Passage
****************************************
I hate to say it but Clojure seems like a better language for correctness, because everything is immutable (functional), while in Julia containers aren’t (by default). At least for concurrency, then it claims to be the best language (unlike Julia and Go, it eliminates race conditions, in an easier way than Rust), threading is hard in all languages and Clojure solved it with persistent data structures (PDS), However for parallelism things reverse and Julia is better.
Another reason to use Clojure is “spec”. The idea is that there will no longer ever be (API) breaking changes in libraries. An improvement on SemVer that Julia Pkg depends on, which seemed like a good idea at the time…
I hate the idea that there can’t be just one best language for everything, which is e.g. Rick Hickey’s view, maker of Clojure, and ClojureScipt which is a variant, or my understanding the exact same Lisp, it’s just that ClojureScript is made for the web/JavaScript ecosystem (rather than the JVM). It claims to be best language for web programming (frontend, compiles to JS, can use e.g. React).
Rick doesn’t claim Clojure is best for parallelism, and for it I believe Julia may already be the best language. Julia has a higher/est performance ceiling, since Julia doesn’t box (unless non-concrete types are used, i.e. non-optimized code), while Clojure always does boxing for all types/atoms. There are many similarities between the languages like both good for composition, and both have access to the compiler at runtime, which is a pro, or maybe a con, for compiled binary size… Julia has Lisp-like macros, and then I believe the same “power”, but the macros may feel more natural in Clojure?
I’m thinking of abandoning Julia for a while, to learn more about and immerse myself into Clojure, than I can possibly take ideas back to Julia. Clojure is good for “situated programs”, likely best for it, the type of programming most users are doing while Julia is better for linear algebra (or technical/scientific) if you really need the speed, not my main interest in programming. Neither language is mainstream, Julia likely ahead, the reason isn’t so much that I think it will help get a job (in Iceland) with Clojure, even using either language.
Clojure/Rick claimed to have the largest library system of all languages (at least at the time, from a very old 10-year-old? talk), since it’s based on the JVM, can reuse all Java/JVM libraries (and while not good for security, can also call C, and then other languages including Julia).
****************************************
Given records
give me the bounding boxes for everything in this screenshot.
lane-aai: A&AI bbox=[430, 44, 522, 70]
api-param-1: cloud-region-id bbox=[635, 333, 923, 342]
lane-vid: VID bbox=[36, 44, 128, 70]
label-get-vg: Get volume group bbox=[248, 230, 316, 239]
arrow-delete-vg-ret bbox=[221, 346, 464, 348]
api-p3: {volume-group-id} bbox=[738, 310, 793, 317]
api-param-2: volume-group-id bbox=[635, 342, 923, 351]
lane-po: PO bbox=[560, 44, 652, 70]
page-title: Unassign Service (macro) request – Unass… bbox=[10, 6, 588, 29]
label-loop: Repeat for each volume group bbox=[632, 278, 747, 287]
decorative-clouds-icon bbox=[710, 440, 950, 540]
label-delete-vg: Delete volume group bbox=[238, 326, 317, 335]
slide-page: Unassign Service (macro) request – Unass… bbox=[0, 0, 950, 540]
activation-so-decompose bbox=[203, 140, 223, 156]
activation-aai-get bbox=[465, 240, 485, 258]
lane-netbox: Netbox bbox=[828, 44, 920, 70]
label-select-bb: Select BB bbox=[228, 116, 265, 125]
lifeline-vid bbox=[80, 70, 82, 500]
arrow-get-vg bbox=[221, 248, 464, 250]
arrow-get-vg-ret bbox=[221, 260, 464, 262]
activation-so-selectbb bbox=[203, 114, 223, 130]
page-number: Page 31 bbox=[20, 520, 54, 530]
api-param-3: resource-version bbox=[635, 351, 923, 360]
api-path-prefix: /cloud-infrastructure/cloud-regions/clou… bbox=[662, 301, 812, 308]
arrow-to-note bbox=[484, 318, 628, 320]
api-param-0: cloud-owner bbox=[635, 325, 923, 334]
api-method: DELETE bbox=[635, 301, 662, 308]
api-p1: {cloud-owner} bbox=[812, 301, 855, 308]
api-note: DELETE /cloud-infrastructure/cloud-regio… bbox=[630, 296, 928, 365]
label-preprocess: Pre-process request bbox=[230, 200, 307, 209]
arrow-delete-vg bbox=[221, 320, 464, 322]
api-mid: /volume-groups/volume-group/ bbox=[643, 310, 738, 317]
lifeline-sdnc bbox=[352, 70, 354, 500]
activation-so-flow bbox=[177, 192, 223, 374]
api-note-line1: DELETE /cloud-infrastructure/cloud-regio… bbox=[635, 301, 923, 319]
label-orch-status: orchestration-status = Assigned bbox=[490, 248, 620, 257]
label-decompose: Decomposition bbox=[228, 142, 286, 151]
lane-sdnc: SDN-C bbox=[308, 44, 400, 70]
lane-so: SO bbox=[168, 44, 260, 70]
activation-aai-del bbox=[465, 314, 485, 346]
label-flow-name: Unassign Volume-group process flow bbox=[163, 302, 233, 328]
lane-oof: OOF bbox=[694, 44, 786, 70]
****************************************
Instructions to follow
For the post above comparing Clojure and Julia, mark each statement yes or no depending on whether it agrees with the post, and quote the words that decide it. (a) Clojure boxes every type. (b) Rick claims Clojure is the best language for parallelism. (c) The writer considers Julia a mainstream language.

Final answer
(a) Yes: "Clojure always does boxing for all types/atoms"
(b) No: "Rick doesn’t claim Clojure is best for parallelism"
(c) No: "Neither language is mainstream"